Extracted entries:

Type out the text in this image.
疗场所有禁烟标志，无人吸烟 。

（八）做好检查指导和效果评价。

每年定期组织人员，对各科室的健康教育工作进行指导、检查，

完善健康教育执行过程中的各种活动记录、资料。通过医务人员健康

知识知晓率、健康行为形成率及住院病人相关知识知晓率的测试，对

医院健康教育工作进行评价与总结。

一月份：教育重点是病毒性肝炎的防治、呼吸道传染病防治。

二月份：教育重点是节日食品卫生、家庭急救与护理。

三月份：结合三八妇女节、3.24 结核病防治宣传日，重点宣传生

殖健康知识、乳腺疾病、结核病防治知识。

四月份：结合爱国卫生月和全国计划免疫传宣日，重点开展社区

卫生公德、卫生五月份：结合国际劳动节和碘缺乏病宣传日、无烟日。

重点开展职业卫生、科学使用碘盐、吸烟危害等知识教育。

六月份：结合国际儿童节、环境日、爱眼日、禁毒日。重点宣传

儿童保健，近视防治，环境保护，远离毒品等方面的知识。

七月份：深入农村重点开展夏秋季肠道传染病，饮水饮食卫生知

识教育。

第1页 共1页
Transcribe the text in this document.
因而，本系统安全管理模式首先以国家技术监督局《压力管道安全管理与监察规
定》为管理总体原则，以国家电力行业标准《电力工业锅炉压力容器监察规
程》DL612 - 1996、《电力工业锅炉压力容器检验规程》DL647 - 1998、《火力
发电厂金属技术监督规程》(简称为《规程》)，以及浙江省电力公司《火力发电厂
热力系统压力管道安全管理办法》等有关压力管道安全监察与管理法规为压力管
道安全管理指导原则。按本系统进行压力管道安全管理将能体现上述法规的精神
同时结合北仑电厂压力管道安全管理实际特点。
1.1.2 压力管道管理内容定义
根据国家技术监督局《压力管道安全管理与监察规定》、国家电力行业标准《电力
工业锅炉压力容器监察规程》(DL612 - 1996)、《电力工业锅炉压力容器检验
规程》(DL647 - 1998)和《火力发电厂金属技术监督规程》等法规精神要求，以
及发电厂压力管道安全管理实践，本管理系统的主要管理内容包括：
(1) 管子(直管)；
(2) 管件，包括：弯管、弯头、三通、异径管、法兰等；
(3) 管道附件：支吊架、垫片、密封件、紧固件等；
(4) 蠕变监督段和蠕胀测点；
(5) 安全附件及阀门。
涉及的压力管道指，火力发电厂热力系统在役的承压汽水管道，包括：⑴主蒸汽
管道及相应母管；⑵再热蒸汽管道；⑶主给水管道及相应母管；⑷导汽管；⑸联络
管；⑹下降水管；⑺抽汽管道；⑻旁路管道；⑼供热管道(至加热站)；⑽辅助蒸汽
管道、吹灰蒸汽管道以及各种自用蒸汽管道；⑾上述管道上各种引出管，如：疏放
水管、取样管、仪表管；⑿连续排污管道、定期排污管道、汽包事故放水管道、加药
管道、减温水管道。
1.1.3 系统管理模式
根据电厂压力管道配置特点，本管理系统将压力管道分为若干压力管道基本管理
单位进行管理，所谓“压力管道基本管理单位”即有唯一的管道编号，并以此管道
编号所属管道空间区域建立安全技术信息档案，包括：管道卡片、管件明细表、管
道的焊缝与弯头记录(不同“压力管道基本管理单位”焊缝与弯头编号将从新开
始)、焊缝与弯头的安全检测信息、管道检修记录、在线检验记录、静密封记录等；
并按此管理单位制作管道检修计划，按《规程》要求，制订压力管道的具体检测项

What is needed: Transcribe the entire listing above precisely.

Solution:
Type out the text in this image.
疗场所有禁烟标志，无人吸烟 。

（八）做好检查指导和效果评价。

每年定期组织人员，对各科室的健康教育工作进行指导、检查，

完善健康教育执行过程中的各种活动记录、资料。通过医务人员健康

知识知晓率、健康行为形成率及住院病人相关知识知晓率的测试，对

医院健康教育工作进行评价与总结。

一月份：教育重点是病毒性肝炎的防治、呼吸道传染病防治。

二月份：教育重点是节日食品卫生、家庭急救与护理。

三月份：结合三八妇女节、3.24 结核病防治宣传日，重点宣传生

殖健康知识、乳腺疾病、结核病防治知识。

四月份：结合爱国卫生月和全国计划免疫传宣日，重点开展社区

卫生公德、卫生五月份：结合国际劳动节和碘缺乏病宣传日、无烟日。

重点开展职业卫生、科学使用碘盐、吸烟危害等知识教育。

六月份：结合国际儿童节、环境日、爱眼日、禁毒日。重点宣传

儿童保健，近视防治，环境保护，远离毒品等方面的知识。

七月份：深入农村重点开展夏秋季肠道传染病，饮水饮食卫生知

识教育。

第1页 共1页
Transcribe the text in this document.
因而，本系统安全管理模式首先以国家技术监督局《压力管道安全管理与监察规
定》为管理总体原则，以国家电力行业标准《电力工业锅炉压力容器监察规
程》DL612 - 1996、《电力工业锅炉压力容器检验规程》DL647 - 1998、《火力
发电厂金属技术监督规程》(简称为《规程》)，以及浙江省电力公司《火力发电厂
热力系统压力管道安全管理办法》等有关压力管道安全监察与管理法规为压力管
道安全管理指导原则。按本系统进行压力管道安全管理将能体现上述法规的精神
同时结合北仑电厂压力管道安全管理实际特点。
1.1.2 压力管道管理内容定义
根据国家技术监督局《压力管道安全管理与监察规定》、国家电力行业标准《电力
工业锅炉压力容器监察规程》(DL612 - 1996)、《电力工业锅炉压力容器检验
规程》(DL647 - 1998)和《火力发电厂金属技术监督规程》等法规精神要求，以
及发电厂压力管道安全管理实践，本管理系统的主要管理内容包括：
(1) 管子(直管)；
(2) 管件，包括：弯管、弯头、三通、异径管、法兰等；
(3) 管道附件：支吊架、垫片、密封件、紧固件等；
(4) 蠕变监督段和蠕胀测点；
(5) 安全附件及阀门。
涉及的压力管道指，火力发电厂热力系统在役的承压汽水管道，包括：⑴主蒸汽
管道及相应母管；⑵再热蒸汽管道；⑶主给水管道及相应母管；⑷导汽管；⑸联络
管；⑹下降水管；⑺抽汽管道；⑻旁路管道；⑼供热管道(至加热站)；⑽辅助蒸汽
管道、吹灰蒸汽管道以及各种自用蒸汽管道；⑾上述管道上各种引出管，如：疏放
水管、取样管、仪表管；⑿连续排污管道、定期排污管道、汽包事故放水管道、加药
管道、减温水管道。
1.1.3 系统管理模式
根据电厂压力管道配置特点，本管理系统将压力管道分为若干压力管道基本管理
单位进行管理，所谓“压力管道基本管理单位”即有唯一的管道编号，并以此管道
编号所属管道空间区域建立安全技术信息档案，包括：管道卡片、管件明细表、管
道的焊缝与弯头记录(不同“压力管道基本管理单位”焊缝与弯头编号将从新开
始)、焊缝与弯头的安全检测信息、管道检修记录、在线检验记录、静密封记录等；
并按此管理单位制作管道检修计划，按《规程》要求，制订压力管道的具体检测项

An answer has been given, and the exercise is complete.